Your goal:
Transcribe all of the records precisely as they are presented.

===== Records shown

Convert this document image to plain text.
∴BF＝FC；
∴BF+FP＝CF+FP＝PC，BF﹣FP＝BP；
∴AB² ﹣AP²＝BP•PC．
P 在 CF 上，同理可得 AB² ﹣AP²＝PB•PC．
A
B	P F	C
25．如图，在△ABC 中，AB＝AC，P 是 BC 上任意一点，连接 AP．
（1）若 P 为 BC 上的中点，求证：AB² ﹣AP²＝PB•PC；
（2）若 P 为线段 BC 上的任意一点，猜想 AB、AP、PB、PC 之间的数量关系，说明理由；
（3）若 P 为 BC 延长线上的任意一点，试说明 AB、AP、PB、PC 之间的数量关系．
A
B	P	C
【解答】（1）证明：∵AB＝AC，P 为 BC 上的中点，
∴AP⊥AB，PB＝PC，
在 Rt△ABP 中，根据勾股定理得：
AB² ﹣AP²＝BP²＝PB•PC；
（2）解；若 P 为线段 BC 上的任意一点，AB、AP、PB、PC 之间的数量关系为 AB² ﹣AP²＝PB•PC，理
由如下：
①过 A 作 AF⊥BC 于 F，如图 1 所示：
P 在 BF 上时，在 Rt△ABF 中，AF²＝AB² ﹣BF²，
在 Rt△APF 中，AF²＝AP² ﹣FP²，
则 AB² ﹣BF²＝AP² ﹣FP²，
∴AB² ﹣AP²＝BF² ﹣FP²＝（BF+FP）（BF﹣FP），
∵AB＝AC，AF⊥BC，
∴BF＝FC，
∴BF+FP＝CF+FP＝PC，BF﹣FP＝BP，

==========

Answer for the task:
Convert this document image to plain text.
∴BF＝FC；
∴BF+FP＝CF+FP＝PC，BF﹣FP＝BP；
∴AB² ﹣AP²＝BP•PC．
P 在 CF 上，同理可得 AB² ﹣AP²＝PB•PC．
A
B	P F	C
25．如图，在△ABC 中，AB＝AC，P 是 BC 上任意一点，连接 AP．
（1）若 P 为 BC 上的中点，求证：AB² ﹣AP²＝PB•PC；
（2）若 P 为线段 BC 上的任意一点，猜想 AB、AP、PB、PC 之间的数量关系，说明理由；
（3）若 P 为 BC 延长线上的任意一点，试说明 AB、AP、PB、PC 之间的数量关系．
A
B	P	C
【解答】（1）证明：∵AB＝AC，P 为 BC 上的中点，
∴AP⊥AB，PB＝PC，
在 Rt△ABP 中，根据勾股定理得：
AB² ﹣AP²＝BP²＝PB•PC；
（2）解；若 P 为线段 BC 上的任意一点，AB、AP、PB、PC 之间的数量关系为 AB² ﹣AP²＝PB•PC，理
由如下：
①过 A 作 AF⊥BC 于 F，如图 1 所示：
P 在 BF 上时，在 Rt△ABF 中，AF²＝AB² ﹣BF²，
在 Rt△APF 中，AF²＝AP² ﹣FP²，
则 AB² ﹣BF²＝AP² ﹣FP²，
∴AB² ﹣AP²＝BF² ﹣FP²＝（BF+FP）（BF﹣FP），
∵AB＝AC，AF⊥BC，
∴BF＝FC，
∴BF+FP＝CF+FP＝PC，BF﹣FP＝BP，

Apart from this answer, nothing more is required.